= TRAVAIL À FAIRE =
1. Pour chacune des affirmations suivantes, dites si le texte sur Beethoven la confirme, par oui ou par non, en citant les mots du texte qui tranchent. (a) Toscanini comparait Beethoven à la cime du Mont Blanc. (b) Les grands compositeurs obéissent à un classement officiel, comme les joueurs de tennis. (c) L'auteur reçoit chaque année une dizaine de nouveaux livres sur Mozart.
2. Poursuivez le texte sur Beethoven à partir de sa dernière phrase.

= TEXTE SOURCE =
Visages de Beethoven
Ce programme de concert - trois interprètes de premier plan, dans trois chefs-d'œuvre de Beethoven – nous conduira sur les sommets. Arturo Toscanini, dont on sait l'amour pour Verdi et la passion pour Wagner, aimait d'ailleurs comparer Beethoven à la cime du Mont Blanc qui, disait il, « domine absolument tout... ».
Il ne faut sans doute pas abuser de ces hiérarchies. Les grands compositeurs n'obéissent pas à un classement officiel, contrairement aux joueurs de tennis ! Mais il est vrai que, pour évoquer les étoiles les plus brillantes au ciel de la musique, les mélomanes et les musiciens en reviennent presque toujours aux trois mêmes noms : Bach, Mozart, Beethoven. Et il est frappant d'observer que ces trois dieux de la musique éveillent des passions et des approches extrêmement différentes de la part de nos contemporains.
Ayant la chance de posséder et de recevoir beaucoup de livres sur la musique, j'observe ainsi, par exemple, que le pauvre Mozart – ce qui ne retire rien à sa grandeur – suscite de nos jours une véritable graphomanie. Chaque année, je reçois une bonne dizaine de nouveaux livres à son sujet – et bien davantage les années d'anniversaire. Cette épidémie littéraire est alimentée par des musicologues, des historiens, mais aussi des graphologues, des astrologues, des psychologues, et autres amateurs en tous genres pressés de percer le « mystère Mozart » autrement dit la clé de son génie, fascinante comme l'énigme du Da Vinci Code. Malheureusement, les rayonnages de ma bibliothèque ne sont plus assez vastes pour accueillir tous ces ouvrages, et les moins intéressants ont fini par me servir à caler des meubles...

= ENTRÉES =

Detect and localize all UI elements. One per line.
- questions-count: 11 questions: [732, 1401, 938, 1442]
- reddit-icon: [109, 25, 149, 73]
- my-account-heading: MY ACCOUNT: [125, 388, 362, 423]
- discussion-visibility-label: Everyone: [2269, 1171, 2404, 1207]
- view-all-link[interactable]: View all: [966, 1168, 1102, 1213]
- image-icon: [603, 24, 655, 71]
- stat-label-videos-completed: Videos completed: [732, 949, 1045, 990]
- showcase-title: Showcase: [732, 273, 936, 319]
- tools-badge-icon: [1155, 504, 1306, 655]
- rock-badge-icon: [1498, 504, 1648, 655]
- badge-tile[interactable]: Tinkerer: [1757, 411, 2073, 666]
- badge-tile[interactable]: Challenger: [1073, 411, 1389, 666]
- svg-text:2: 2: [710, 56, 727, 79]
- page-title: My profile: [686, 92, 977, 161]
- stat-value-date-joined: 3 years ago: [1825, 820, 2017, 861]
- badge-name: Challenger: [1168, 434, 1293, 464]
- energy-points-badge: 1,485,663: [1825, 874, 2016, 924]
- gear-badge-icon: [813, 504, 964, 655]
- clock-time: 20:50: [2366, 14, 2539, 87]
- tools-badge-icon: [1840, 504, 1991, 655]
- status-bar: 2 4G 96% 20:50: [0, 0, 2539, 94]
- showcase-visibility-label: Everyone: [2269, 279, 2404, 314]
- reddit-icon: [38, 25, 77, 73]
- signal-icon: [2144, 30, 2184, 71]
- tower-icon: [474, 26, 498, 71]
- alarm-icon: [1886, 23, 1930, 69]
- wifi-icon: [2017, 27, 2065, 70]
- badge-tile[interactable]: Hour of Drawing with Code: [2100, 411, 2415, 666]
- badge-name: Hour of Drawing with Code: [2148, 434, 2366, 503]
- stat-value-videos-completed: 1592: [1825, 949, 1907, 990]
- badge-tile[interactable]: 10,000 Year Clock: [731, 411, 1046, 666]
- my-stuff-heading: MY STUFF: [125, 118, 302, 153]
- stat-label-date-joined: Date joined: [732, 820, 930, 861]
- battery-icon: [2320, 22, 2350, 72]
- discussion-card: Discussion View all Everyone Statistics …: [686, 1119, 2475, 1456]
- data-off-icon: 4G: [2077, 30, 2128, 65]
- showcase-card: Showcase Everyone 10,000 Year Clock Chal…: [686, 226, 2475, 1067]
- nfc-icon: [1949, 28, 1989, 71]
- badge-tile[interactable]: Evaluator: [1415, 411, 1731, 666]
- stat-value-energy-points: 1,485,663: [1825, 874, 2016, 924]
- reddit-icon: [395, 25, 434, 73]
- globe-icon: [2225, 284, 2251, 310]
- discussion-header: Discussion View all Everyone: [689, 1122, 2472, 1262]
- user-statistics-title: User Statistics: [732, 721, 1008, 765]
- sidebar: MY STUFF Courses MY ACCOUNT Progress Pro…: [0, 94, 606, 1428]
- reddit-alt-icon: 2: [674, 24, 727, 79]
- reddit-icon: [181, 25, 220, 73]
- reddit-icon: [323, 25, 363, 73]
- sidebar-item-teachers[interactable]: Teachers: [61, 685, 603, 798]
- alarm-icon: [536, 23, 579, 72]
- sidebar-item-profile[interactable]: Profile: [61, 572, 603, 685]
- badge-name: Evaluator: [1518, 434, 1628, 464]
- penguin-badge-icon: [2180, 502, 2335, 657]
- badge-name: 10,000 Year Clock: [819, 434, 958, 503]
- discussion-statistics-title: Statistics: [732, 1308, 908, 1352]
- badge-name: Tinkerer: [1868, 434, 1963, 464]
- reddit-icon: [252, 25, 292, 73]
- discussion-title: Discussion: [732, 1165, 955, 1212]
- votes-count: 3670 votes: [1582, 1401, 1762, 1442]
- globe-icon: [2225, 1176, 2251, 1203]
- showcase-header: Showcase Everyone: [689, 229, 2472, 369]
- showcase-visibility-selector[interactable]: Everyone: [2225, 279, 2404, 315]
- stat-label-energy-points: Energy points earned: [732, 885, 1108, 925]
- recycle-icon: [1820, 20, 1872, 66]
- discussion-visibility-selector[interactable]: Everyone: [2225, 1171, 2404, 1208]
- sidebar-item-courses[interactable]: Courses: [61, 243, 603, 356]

= RÉPONSES =
1.
(a) Oui : « Arturo Toscanini, dont on sait l'amour pour Verdi et la passion pour Wagner, aimait d'ailleurs comparer Beethoven à la cime du Mont Blanc ».
(b) Non : « Les grands compositeurs n'obéissent pas à un classement officiel, contrairement aux joueurs de tennis ! »
(c) Oui : « Chaque année, je reçois une bonne dizaine de nouveaux livres à son sujet ».

2.
Il en va tout autrement de Beethoven, qui suscite une production littéraire plus limitée, sérieuse et raisonnable, fondée sur les travaux musicologiques ou biographiques. Avec lui, nous avons affaire à un homme concret, saisissable, extraordinairement humain, qui ne se prête pas aux mêmes extrapolations. Il faut cependant rappeler que, jusqu'à la Seconde Guerre mondiale, la littérature beethovenienne était elle-même très abondante, et qu'elle tournait inlassablement autour des thèmes de la volonté, de l'énergie individuelle et de la place du musicien dans l'Histoire – faisant de Beethoven une figure emblématique des luttes du XIXe siècle. Édouard Herriot lui-même, en un temps où les hommes politiques écrivaient eux mêmes leur biographie, lui consacra un ouvrage sans doute discutable, mais très caractéristique de l'ancienne passion pour ce musicien.
Pour pousser un peu plus loin la comparaison, on pourrait dire ainsi que Mozart, avec son génie angélique, se glisse dans l'histoire de la musique sans vraiment la modifier. Beethoven, au contraire, donne l'exemple d'un musicien très doué - mais sans ce caractère de génie précoce - qui va construire par le talent, la volonté et le travail, une œuvre bouleversante, tant pour le mélomane que pour l'histoire de la musique elle-même. Cette rupture se situe au moins sur trois plans :
- La conception des œuvres, d'abord, puisque Beethoven ne se contente plus des schémas existants, mais semble vouloir inventer, pour chaque composition, sa propre forme musicale.
- La figure du compositeur qui n'est plus seulement l'humble fabricant de musique, perdu dans le flou de l'histoire, mais un individu, proche de nous, dont l'existence prend un caractère romanesque, avec ses amours impossibles, sa solitude, son dialogue avec les questions de son époque.
- L'inspiration enfin qui prend pour la première fois ce caractère pleinement subjectif, autobiographique, expressif, marquant ainsi le passage du classicisme au romantisme.
Pour bien mettre en lumière cette avancée extraordinaire accomplie par Beethoven, je voudrais vous dire quelques mots des trois œuvres que nous allons entendre, non pas dans l'ordre du programme, mais dans l'ordre chronologique – qui recoupe les fameuses trois périodes de de l'art beethovenien.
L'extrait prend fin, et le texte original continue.